-- begin Available data --

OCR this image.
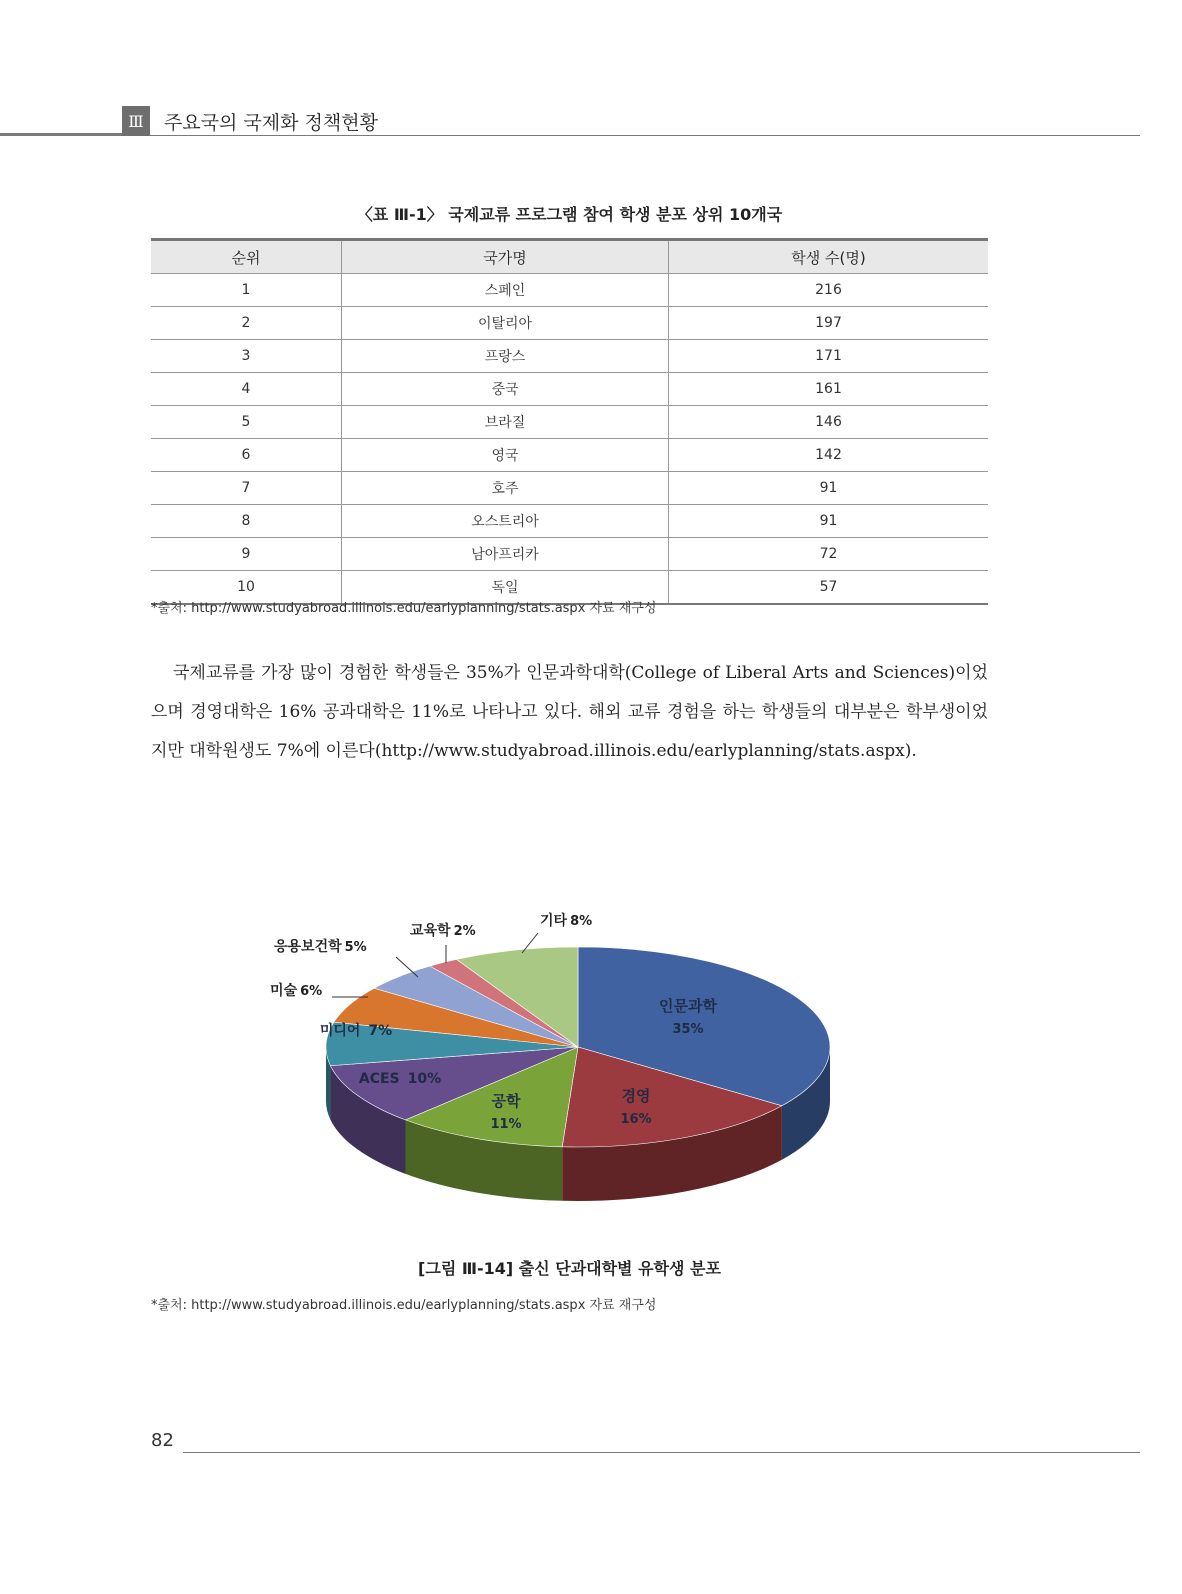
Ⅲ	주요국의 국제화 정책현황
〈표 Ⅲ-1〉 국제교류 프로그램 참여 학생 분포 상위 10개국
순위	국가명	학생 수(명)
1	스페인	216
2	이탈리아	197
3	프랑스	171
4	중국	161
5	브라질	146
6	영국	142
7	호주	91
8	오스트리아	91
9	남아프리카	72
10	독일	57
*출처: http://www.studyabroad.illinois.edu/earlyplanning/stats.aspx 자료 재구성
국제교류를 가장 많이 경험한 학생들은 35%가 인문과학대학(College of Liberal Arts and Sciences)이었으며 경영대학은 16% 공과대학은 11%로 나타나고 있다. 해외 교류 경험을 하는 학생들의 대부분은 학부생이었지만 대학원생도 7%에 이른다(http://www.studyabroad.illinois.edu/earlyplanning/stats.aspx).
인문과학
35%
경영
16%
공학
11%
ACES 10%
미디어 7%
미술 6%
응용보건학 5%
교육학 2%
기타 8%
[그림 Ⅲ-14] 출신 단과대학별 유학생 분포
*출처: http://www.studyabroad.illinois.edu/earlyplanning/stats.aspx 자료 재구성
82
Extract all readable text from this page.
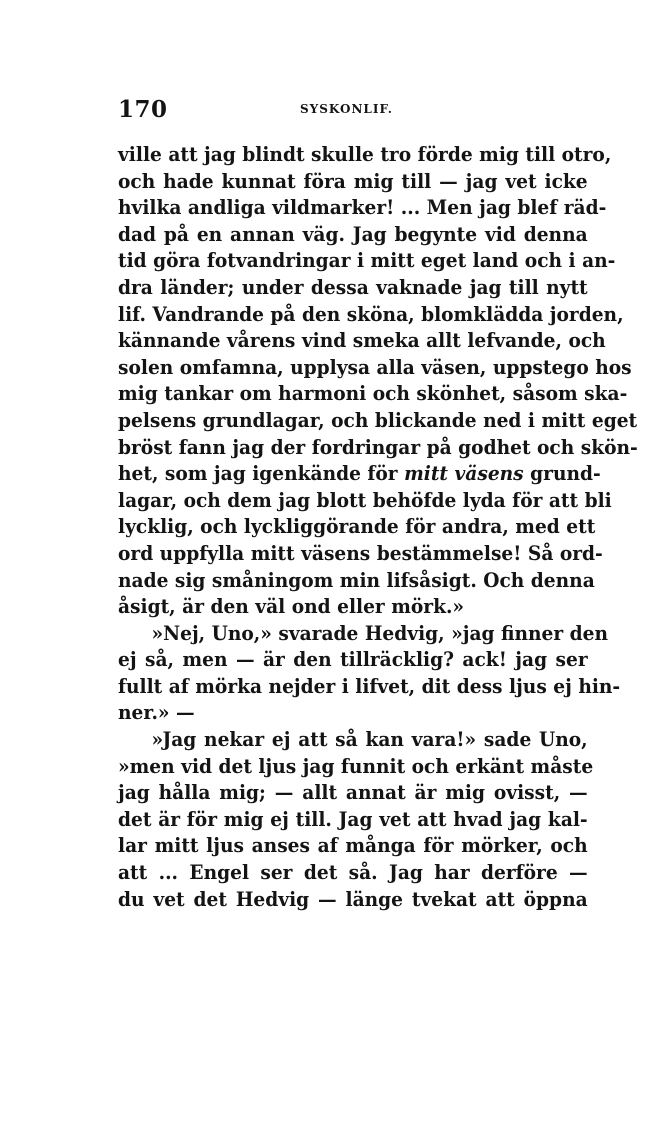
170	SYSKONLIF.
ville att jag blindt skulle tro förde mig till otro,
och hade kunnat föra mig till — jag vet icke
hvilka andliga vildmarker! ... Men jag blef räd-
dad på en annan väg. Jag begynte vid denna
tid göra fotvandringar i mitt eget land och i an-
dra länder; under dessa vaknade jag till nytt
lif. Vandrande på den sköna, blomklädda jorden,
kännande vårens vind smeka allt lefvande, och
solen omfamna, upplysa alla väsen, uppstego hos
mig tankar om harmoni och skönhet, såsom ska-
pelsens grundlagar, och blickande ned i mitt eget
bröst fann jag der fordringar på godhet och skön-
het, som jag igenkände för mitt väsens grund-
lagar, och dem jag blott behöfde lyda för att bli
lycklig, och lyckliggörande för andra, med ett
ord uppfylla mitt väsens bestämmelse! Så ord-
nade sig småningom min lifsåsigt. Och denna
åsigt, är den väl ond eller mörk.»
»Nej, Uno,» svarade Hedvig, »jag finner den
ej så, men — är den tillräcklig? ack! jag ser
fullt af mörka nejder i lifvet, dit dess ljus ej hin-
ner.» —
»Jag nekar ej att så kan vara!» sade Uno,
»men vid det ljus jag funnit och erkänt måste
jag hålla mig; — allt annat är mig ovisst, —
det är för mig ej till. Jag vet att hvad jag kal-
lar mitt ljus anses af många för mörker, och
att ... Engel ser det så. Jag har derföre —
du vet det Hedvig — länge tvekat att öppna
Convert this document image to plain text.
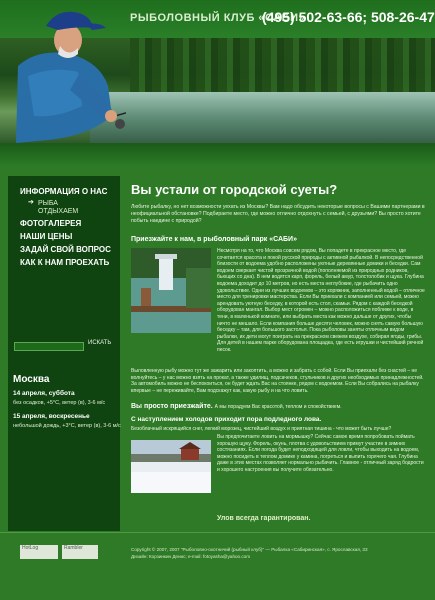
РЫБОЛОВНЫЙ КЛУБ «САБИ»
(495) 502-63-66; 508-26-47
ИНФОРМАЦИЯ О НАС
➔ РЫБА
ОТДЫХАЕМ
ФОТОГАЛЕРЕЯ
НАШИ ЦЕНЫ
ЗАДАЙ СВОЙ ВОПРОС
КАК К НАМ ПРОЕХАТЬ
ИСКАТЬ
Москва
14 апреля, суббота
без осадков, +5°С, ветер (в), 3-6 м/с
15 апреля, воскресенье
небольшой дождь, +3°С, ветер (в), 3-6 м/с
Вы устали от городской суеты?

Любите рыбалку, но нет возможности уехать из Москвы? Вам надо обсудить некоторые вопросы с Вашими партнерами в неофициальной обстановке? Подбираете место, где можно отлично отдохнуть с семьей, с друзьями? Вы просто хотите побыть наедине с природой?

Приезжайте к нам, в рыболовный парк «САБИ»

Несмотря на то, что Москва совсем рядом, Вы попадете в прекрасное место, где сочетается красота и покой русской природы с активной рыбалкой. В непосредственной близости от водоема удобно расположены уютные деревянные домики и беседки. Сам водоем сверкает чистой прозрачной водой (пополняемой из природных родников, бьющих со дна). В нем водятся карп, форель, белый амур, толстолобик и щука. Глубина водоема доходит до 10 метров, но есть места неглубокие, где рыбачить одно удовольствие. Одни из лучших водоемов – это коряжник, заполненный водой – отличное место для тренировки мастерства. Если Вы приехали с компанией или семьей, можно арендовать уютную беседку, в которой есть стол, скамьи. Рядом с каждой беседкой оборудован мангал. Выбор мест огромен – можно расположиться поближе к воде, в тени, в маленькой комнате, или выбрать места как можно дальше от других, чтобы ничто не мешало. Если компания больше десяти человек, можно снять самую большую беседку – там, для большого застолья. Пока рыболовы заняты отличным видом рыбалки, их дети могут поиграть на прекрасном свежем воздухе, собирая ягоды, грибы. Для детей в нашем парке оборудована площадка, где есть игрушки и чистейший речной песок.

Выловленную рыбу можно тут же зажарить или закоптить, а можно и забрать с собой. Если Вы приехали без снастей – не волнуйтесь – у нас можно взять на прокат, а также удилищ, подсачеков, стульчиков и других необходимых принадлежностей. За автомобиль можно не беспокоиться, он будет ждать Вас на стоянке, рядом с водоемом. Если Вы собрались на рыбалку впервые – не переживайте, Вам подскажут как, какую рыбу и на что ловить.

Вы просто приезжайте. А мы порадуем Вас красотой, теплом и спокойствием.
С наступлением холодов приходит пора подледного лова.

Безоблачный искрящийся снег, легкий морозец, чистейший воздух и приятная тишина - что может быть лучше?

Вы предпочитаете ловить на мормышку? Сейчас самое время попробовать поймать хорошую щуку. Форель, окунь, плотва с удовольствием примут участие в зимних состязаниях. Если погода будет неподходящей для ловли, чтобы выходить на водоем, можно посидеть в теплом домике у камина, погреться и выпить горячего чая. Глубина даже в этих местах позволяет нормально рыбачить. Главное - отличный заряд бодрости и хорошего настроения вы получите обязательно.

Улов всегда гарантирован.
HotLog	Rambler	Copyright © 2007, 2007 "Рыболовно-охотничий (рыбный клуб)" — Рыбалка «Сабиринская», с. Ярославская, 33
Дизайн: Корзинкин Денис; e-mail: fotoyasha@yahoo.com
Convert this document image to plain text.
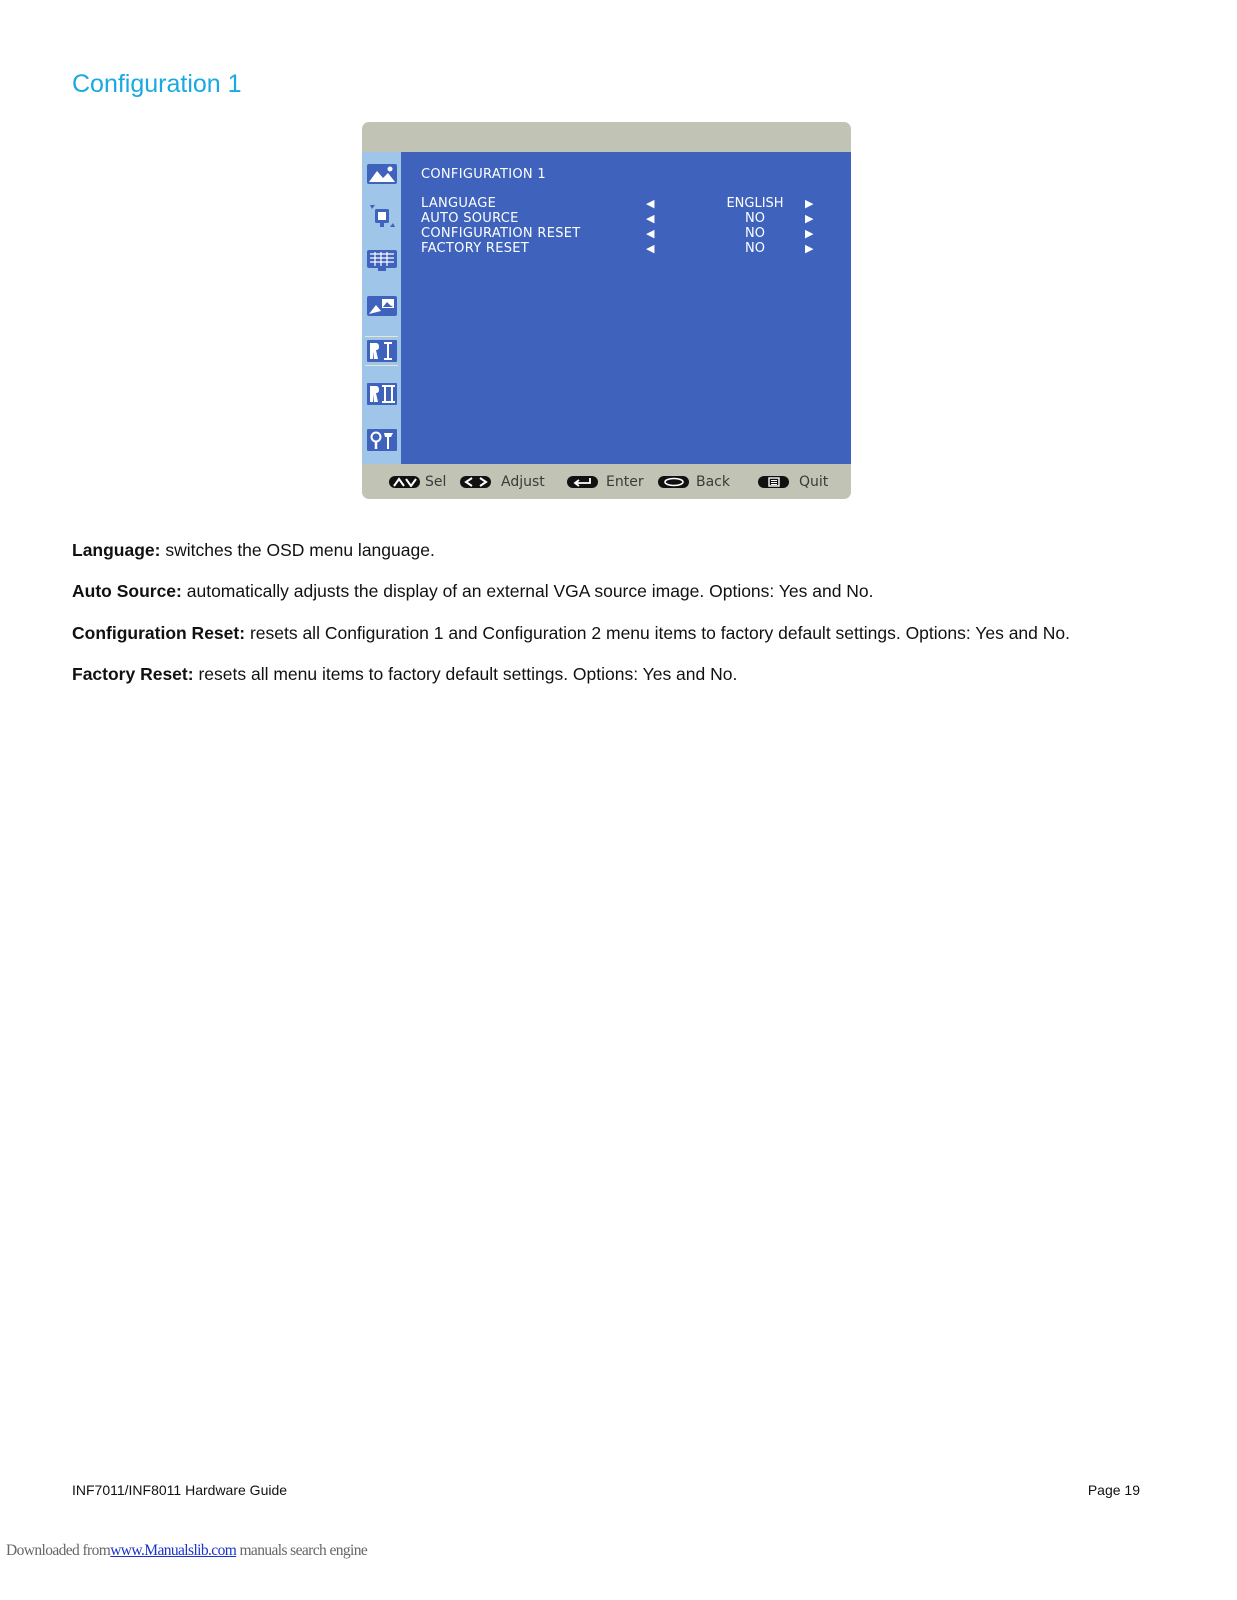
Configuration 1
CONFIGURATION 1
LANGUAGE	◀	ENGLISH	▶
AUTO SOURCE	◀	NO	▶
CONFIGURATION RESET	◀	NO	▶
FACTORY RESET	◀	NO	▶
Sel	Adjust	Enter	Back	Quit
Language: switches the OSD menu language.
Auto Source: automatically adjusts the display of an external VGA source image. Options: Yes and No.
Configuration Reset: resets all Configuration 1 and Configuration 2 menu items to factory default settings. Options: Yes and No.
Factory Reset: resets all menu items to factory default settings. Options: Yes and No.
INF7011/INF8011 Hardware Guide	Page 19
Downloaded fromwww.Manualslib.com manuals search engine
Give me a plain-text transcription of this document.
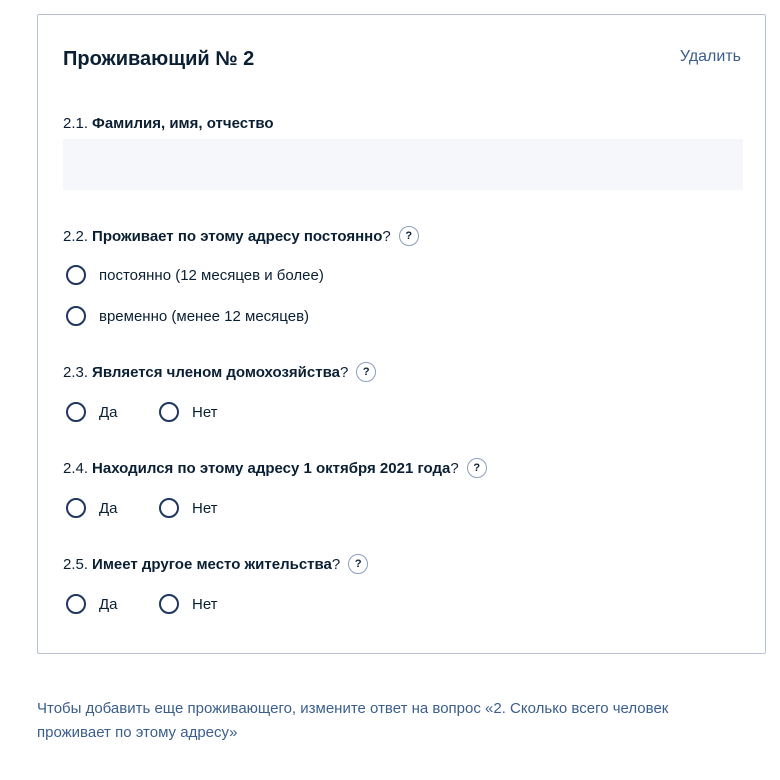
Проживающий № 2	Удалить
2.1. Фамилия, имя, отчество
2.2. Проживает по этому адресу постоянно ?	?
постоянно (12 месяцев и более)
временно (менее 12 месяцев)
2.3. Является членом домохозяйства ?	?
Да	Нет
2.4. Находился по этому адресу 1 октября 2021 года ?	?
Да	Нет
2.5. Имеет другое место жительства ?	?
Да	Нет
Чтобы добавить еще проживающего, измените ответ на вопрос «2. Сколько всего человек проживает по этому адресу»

-- end Available data --

# [Instruction]
Every record must be copied exactly, with images dropped from the result.

# [Solution for this exercise]
OCR this image.
Ⅲ	주요국의 국제화 정책현황
〈표 Ⅲ-1〉 국제교류 프로그램 참여 학생 분포 상위 10개국
순위	국가명	학생 수(명)
1	스페인	216
2	이탈리아	197
3	프랑스	171
4	중국	161
5	브라질	146
6	영국	142
7	호주	91
8	오스트리아	91
9	남아프리카	72
10	독일	57
*출처: http://www.studyabroad.illinois.edu/earlyplanning/stats.aspx 자료 재구성
국제교류를 가장 많이 경험한 학생들은 35%가 인문과학대학(College of Liberal Arts and Sciences)이었으며 경영대학은 16% 공과대학은 11%로 나타나고 있다. 해외 교류 경험을 하는 학생들의 대부분은 학부생이었지만 대학원생도 7%에 이른다(http://www.studyabroad.illinois.edu/earlyplanning/stats.aspx).
인문과학
35%
경영
16%
공학
11%
ACES 10%
미디어 7%
미술 6%
응용보건학 5%
교육학 2%
기타 8%
[그림 Ⅲ-14] 출신 단과대학별 유학생 분포
*출처: http://www.studyabroad.illinois.edu/earlyplanning/stats.aspx 자료 재구성
82
Extract all readable text from this page.
170	SYSKONLIF.
ville att jag blindt skulle tro förde mig till otro,
och hade kunnat föra mig till — jag vet icke
hvilka andliga vildmarker! ... Men jag blef räd-
dad på en annan väg. Jag begynte vid denna
tid göra fotvandringar i mitt eget land och i an-
dra länder; under dessa vaknade jag till nytt
lif. Vandrande på den sköna, blomklädda jorden,
kännande vårens vind smeka allt lefvande, och
solen omfamna, upplysa alla väsen, uppstego hos
mig tankar om harmoni och skönhet, såsom ska-
pelsens grundlagar, och blickande ned i mitt eget
bröst fann jag der fordringar på godhet och skön-
het, som jag igenkände för mitt väsens grund-
lagar, och dem jag blott behöfde lyda för att bli
lycklig, och lyckliggörande för andra, med ett
ord uppfylla mitt väsens bestämmelse! Så ord-
nade sig småningom min lifsåsigt. Och denna
åsigt, är den väl ond eller mörk.»
»Nej, Uno,» svarade Hedvig, »jag finner den
ej så, men — är den tillräcklig? ack! jag ser
fullt af mörka nejder i lifvet, dit dess ljus ej hin-
ner.» —
»Jag nekar ej att så kan vara!» sade Uno,
»men vid det ljus jag funnit och erkänt måste
jag hålla mig; — allt annat är mig ovisst, —
det är för mig ej till. Jag vet att hvad jag kal-
lar mitt ljus anses af många för mörker, och
att ... Engel ser det så. Jag har derföre —
du vet det Hedvig — länge tvekat att öppna
Convert this document image to plain text.
РЫБОЛОВНЫЙ КЛУБ «САБИ»
(495) 502-63-66; 508-26-47
ИНФОРМАЦИЯ О НАС
➔ РЫБА
ОТДЫХАЕМ
ФОТОГАЛЕРЕЯ
НАШИ ЦЕНЫ
ЗАДАЙ СВОЙ ВОПРОС
КАК К НАМ ПРОЕХАТЬ
ИСКАТЬ
Москва
14 апреля, суббота
без осадков, +5°С, ветер (в), 3-6 м/с
15 апреля, воскресенье
небольшой дождь, +3°С, ветер (в), 3-6 м/с
Вы устали от городской суеты?

Любите рыбалку, но нет возможности уехать из Москвы? Вам надо обсудить некоторые вопросы с Вашими партнерами в неофициальной обстановке? Подбираете место, где можно отлично отдохнуть с семьей, с друзьями? Вы просто хотите побыть наедине с природой?

Приезжайте к нам, в рыболовный парк «САБИ»

Несмотря на то, что Москва совсем рядом, Вы попадете в прекрасное место, где сочетается красота и покой русской природы с активной рыбалкой. В непосредственной близости от водоема удобно расположены уютные деревянные домики и беседки. Сам водоем сверкает чистой прозрачной водой (пополняемой из природных родников, бьющих со дна). В нем водятся карп, форель, белый амур, толстолобик и щука. Глубина водоема доходит до 10 метров, но есть места неглубокие, где рыбачить одно удовольствие. Одни из лучших водоемов – это коряжник, заполненный водой – отличное место для тренировки мастерства. Если Вы приехали с компанией или семьей, можно арендовать уютную беседку, в которой есть стол, скамьи. Рядом с каждой беседкой оборудован мангал. Выбор мест огромен – можно расположиться поближе к воде, в тени, в маленькой комнате, или выбрать места как можно дальше от других, чтобы ничто не мешало. Если компания больше десяти человек, можно снять самую большую беседку – там, для большого застолья. Пока рыболовы заняты отличным видом рыбалки, их дети могут поиграть на прекрасном свежем воздухе, собирая ягоды, грибы. Для детей в нашем парке оборудована площадка, где есть игрушки и чистейший речной песок.

Выловленную рыбу можно тут же зажарить или закоптить, а можно и забрать с собой. Если Вы приехали без снастей – не волнуйтесь – у нас можно взять на прокат, а также удилищ, подсачеков, стульчиков и других необходимых принадлежностей. За автомобиль можно не беспокоиться, он будет ждать Вас на стоянке, рядом с водоемом. Если Вы собрались на рыбалку впервые – не переживайте, Вам подскажут как, какую рыбу и на что ловить.

Вы просто приезжайте. А мы порадуем Вас красотой, теплом и спокойствием.
С наступлением холодов приходит пора подледного лова.

Безоблачный искрящийся снег, легкий морозец, чистейший воздух и приятная тишина - что может быть лучше?

Вы предпочитаете ловить на мормышку? Сейчас самое время попробовать поймать хорошую щуку. Форель, окунь, плотва с удовольствием примут участие в зимних состязаниях. Если погода будет неподходящей для ловли, чтобы выходить на водоем, можно посидеть в теплом домике у камина, погреться и выпить горячего чая. Глубина даже в этих местах позволяет нормально рыбачить. Главное - отличный заряд бодрости и хорошего настроения вы получите обязательно.

Улов всегда гарантирован.
HotLog	Rambler	Copyright © 2007, 2007 "Рыболовно-охотничий (рыбный клуб)" — Рыбалка «Сабиринская», с. Ярославская, 33
Дизайн: Корзинкин Денис; e-mail: fotoyasha@yahoo.com
Convert this document image to plain text.
Configuration 1
CONFIGURATION 1
LANGUAGE	◀	ENGLISH	▶
AUTO SOURCE	◀	NO	▶
CONFIGURATION RESET	◀	NO	▶
FACTORY RESET	◀	NO	▶
Sel	Adjust	Enter	Back	Quit
Language: switches the OSD menu language.
Auto Source: automatically adjusts the display of an external VGA source image. Options: Yes and No.
Configuration Reset: resets all Configuration 1 and Configuration 2 menu items to factory default settings. Options: Yes and No.
Factory Reset: resets all menu items to factory default settings. Options: Yes and No.
INF7011/INF8011 Hardware Guide	Page 19
Downloaded fromwww.Manualslib.com manuals search engine
Give me a plain-text transcription of this document.
Проживающий № 2	Удалить
2.1. Фамилия, имя, отчество
2.2. Проживает по этому адресу постоянно ?	?
постоянно (12 месяцев и более)
временно (менее 12 месяцев)
2.3. Является членом домохозяйства ?	?
Да	Нет
2.4. Находился по этому адресу 1 октября 2021 года ?	?
Да	Нет
2.5. Имеет другое место жительства ?	?
Да	Нет
Чтобы добавить еще проживающего, измените ответ на вопрос «2. Сколько всего человек проживает по этому адресу»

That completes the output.